▶ _DATA TO PROCESS_
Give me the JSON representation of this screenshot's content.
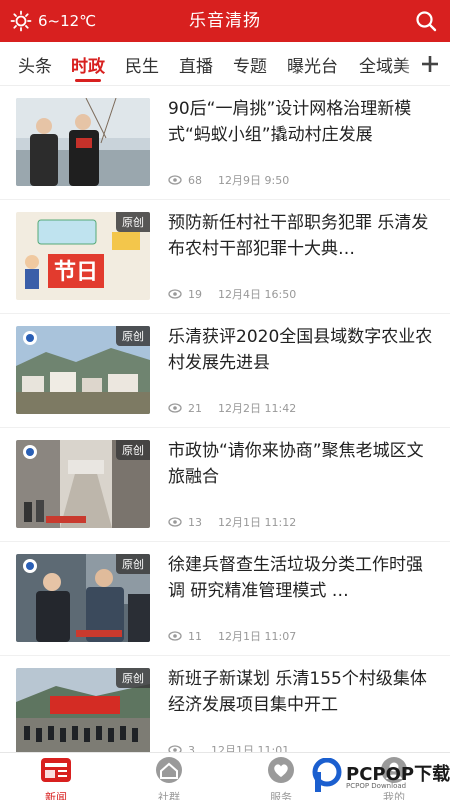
{
  "header": {
    "temperature": "6~12℃",
    "title": "乐音清扬"
  },
  "tabs": [
    {
      "label": "头条"
    },
    {
      "label": "时政"
    },
    {
      "label": "民生"
    },
    {
      "label": "直播"
    },
    {
      "label": "专题"
    },
    {
      "label": "曝光台"
    },
    {
      "label": "全域美"
    }
  ],
  "news": [
    {
      "headline": "90后“一肩挑”设计网格治理新模式“蚂蚁小组”撬动村庄发展",
      "badge": "",
      "views": "68",
      "date": "12月9日 9:50"
    },
    {
      "headline": "预防新任村社干部职务犯罪 乐清发布农村干部犯罪十大典…",
      "badge": "原创",
      "views": "19",
      "date": "12月4日 16:50"
    },
    {
      "headline": "乐清获评2020全国县域数字农业农村发展先进县",
      "badge": "原创",
      "views": "21",
      "date": "12月2日 11:42"
    },
    {
      "headline": "市政协“请你来协商”聚焦老城区文旅融合",
      "badge": "原创",
      "views": "13",
      "date": "12月1日 11:12"
    },
    {
      "headline": "徐建兵督查生活垃圾分类工作时强调 研究精准管理模式 …",
      "badge": "原创",
      "views": "11",
      "date": "12月1日 11:07"
    },
    {
      "headline": "新班子新谋划 乐清155个村级集体经济发展项目集中开工",
      "badge": "原创",
      "views": "3",
      "date": "12月1日 11:01"
    }
  ],
  "bottom_nav": [
    {
      "label": "新闻",
      "icon": "news-icon"
    },
    {
      "label": "社群",
      "icon": "community-icon"
    },
    {
      "label": "服务",
      "icon": "service-heart-icon"
    },
    {
      "label": "我的",
      "icon": "profile-icon"
    }
  ],
  "watermark": {
    "brand": "PCPOP下载",
    "sub": "PCPOP Download"
  },
  "colors": {
    "accent": "#d8201f",
    "meta": "#999999"
  }
}
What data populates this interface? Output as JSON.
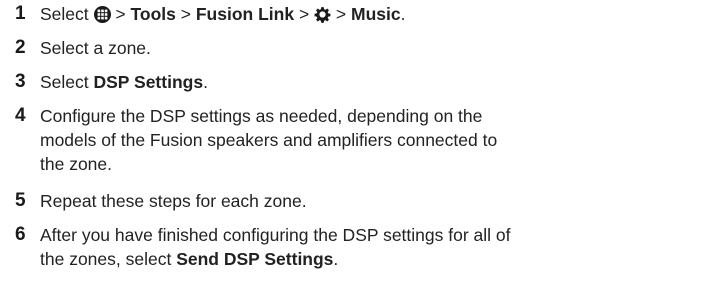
{
  "steps": [
    {
      "number": "1",
      "select": "Select",
      "sep": ">",
      "tools": "Tools",
      "fusion_link": "Fusion Link",
      "music": "Music",
      "end": ".",
      "icons": [
        "home-menu-icon",
        "gear-icon"
      ]
    },
    {
      "number": "2",
      "text": "Select a zone."
    },
    {
      "number": "3",
      "prefix": "Select ",
      "bold": "DSP Settings",
      "suffix": "."
    },
    {
      "number": "4",
      "lines": [
        "Configure the DSP settings as needed, depending on the",
        "models of the Fusion speakers and amplifiers connected to",
        "the zone."
      ]
    },
    {
      "number": "5",
      "text": "Repeat these steps for each zone."
    },
    {
      "number": "6",
      "line1": "After you have finished configuring the DSP settings for all of",
      "line2_prefix": "the zones, select ",
      "bold": "Send DSP Settings",
      "suffix": "."
    }
  ]
}
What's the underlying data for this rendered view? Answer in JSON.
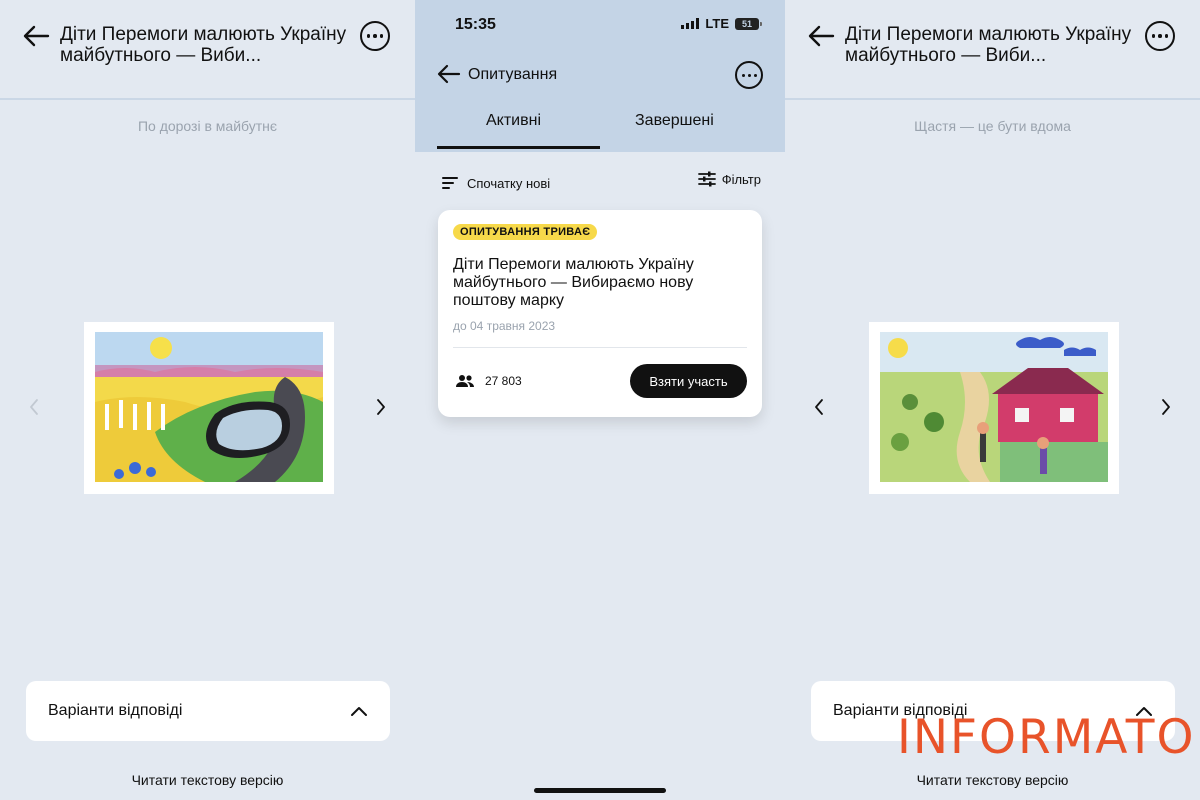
{
  "left": {
    "title": "Діти Перемоги малюють Україну майбутнього — Виби...",
    "caption": "По дорозі в майбутнє",
    "answers_label": "Варіанти відповіді",
    "read_text": "Читати текстову версію"
  },
  "middle": {
    "status": {
      "time": "15:35",
      "network": "LTE",
      "battery": "51"
    },
    "header_title": "Опитування",
    "tabs": [
      {
        "label": "Активні",
        "active": true
      },
      {
        "label": "Завершені",
        "active": false
      }
    ],
    "sort_label": "Спочатку нові",
    "filter_label": "Фільтр",
    "card": {
      "badge": "ОПИТУВАННЯ ТРИВАЄ",
      "title": "Діти Перемоги малюють Україну майбутнього — Вибираємо нову поштову марку",
      "date": "до 04 травня 2023",
      "participants": "27 803",
      "button": "Взяти участь"
    }
  },
  "right": {
    "title": "Діти Перемоги малюють Україну майбутнього — Виби...",
    "caption": "Щастя — це бути вдома",
    "answers_label": "Варіанти відповіді",
    "read_text": "Читати текстову версію"
  },
  "watermark": "INFORMATOR",
  "colors": {
    "background": "#e3e9f1",
    "header_blue": "#c4d4e6",
    "badge_yellow": "#f7d94a",
    "watermark_orange": "#e8532a"
  },
  "icons": [
    "back-arrow-icon",
    "more-icon",
    "chevron-left-icon",
    "chevron-right-icon",
    "chevron-up-icon",
    "sort-icon",
    "filter-icon",
    "people-icon"
  ]
}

▶ _WORK REQUIRED_
Find every line containing the word "bold", then give the total and nothing more.

▶ _REPLY TO THE TASK_
2